# RECORD SET:
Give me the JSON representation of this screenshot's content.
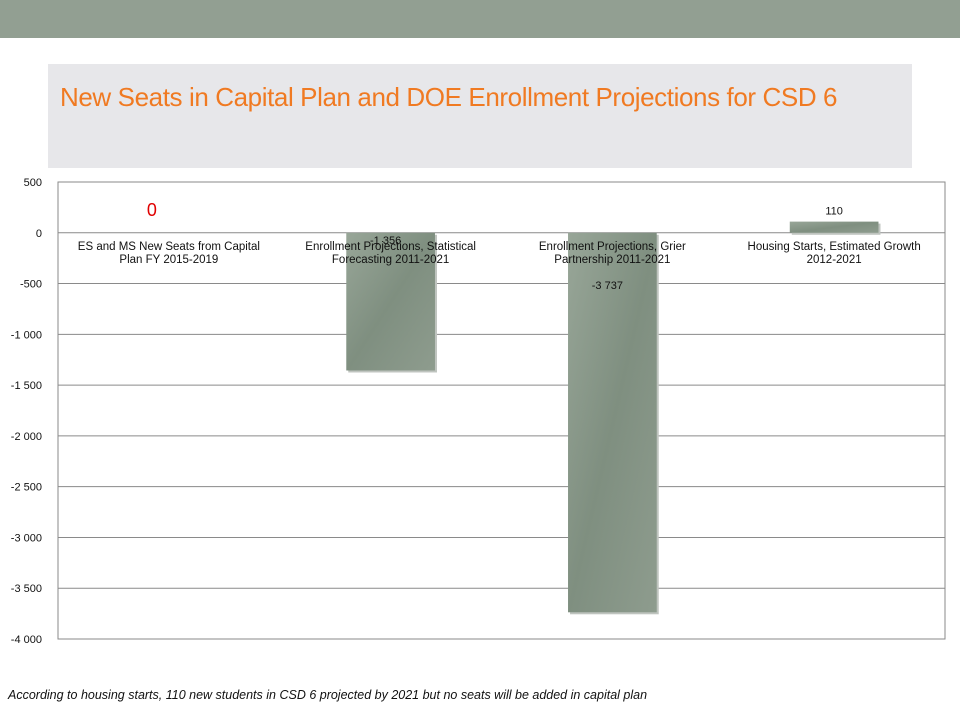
{
  "header": {
    "accent_color": "#929f92",
    "title": "New Seats in Capital Plan and DOE Enrollment Projections for CSD 6"
  },
  "chart_data": {
    "type": "bar",
    "categories": [
      "ES and MS New Seats from Capital Plan FY 2015-2019",
      "Enrollment Projections, Statistical Forecasting 2011-2021",
      "Enrollment Projections, Grier Partnership 2011-2021",
      "Housing Starts, Estimated Growth 2012-2021"
    ],
    "category_lines": [
      [
        "ES and MS New Seats from Capital",
        "Plan FY 2015-2019"
      ],
      [
        "Enrollment Projections, Statistical",
        "Forecasting 2011-2021"
      ],
      [
        "Enrollment Projections, Grier",
        "Partnership 2011-2021"
      ],
      [
        "Housing Starts, Estimated Growth",
        "2012-2021"
      ]
    ],
    "values": [
      0,
      -1356,
      -3737,
      110
    ],
    "data_labels": [
      "0",
      "-1 356",
      "-3 737",
      "110"
    ],
    "ylim": [
      -4000,
      500
    ],
    "yticks": [
      500,
      0,
      -500,
      -1000,
      -1500,
      -2000,
      -2500,
      -3000,
      -3500,
      -4000
    ],
    "ytick_labels": [
      "500",
      "0",
      "-500",
      "-1 000",
      "-1 500",
      "-2 000",
      "-2 500",
      "-3 000",
      "-3 500",
      "-4 000"
    ],
    "grid": true,
    "bar_color": "#869586",
    "highlight_label_color": "#e00000"
  },
  "footnote": "According to housing starts, 110 new students in CSD 6 projected by 2021 but no seats will be added in capital plan"
}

# TASK BRIEF:
Say how many lines contain the string "Statistical", giving nothing but the count.

# ANSWER TO THE TASK:
2